■ **Data excerpts**
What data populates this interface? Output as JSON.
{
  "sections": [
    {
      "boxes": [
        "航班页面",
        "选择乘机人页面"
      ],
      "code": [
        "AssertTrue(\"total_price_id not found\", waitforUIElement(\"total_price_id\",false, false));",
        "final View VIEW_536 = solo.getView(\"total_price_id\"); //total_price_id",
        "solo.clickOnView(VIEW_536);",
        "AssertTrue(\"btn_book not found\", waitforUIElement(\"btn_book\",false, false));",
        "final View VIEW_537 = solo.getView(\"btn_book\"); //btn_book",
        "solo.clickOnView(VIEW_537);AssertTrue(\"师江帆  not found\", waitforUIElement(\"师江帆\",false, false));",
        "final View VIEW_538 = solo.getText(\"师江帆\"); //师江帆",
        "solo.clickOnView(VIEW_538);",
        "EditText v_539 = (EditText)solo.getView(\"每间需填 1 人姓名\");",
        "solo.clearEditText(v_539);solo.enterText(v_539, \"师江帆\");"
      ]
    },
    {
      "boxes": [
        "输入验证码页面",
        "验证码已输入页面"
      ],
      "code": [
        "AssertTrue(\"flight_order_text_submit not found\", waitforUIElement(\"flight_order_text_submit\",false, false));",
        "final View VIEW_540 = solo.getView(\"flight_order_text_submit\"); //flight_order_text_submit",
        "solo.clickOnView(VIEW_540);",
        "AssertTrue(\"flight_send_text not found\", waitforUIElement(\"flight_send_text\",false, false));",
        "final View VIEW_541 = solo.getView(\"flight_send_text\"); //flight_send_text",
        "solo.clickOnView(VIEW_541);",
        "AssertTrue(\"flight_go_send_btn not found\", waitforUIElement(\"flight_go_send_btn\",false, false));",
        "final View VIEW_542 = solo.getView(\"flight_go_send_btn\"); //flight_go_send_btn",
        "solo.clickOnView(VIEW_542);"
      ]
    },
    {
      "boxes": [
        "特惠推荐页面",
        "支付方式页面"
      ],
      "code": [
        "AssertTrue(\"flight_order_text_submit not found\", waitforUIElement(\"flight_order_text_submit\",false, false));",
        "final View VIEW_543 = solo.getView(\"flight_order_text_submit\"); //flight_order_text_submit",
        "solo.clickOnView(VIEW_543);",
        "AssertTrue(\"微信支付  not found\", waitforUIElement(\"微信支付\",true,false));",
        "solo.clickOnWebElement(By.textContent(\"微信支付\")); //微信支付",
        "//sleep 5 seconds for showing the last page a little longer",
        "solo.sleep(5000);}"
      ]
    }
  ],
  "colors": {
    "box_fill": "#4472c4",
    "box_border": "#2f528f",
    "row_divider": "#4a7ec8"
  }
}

■ **Task**
Using the records above, pull out each line where the word "sleep" occurs.

■ **Answer for this exercise**
        "//sleep 5 seconds for showing the last page a little longer",
        "solo.sleep(5000);}"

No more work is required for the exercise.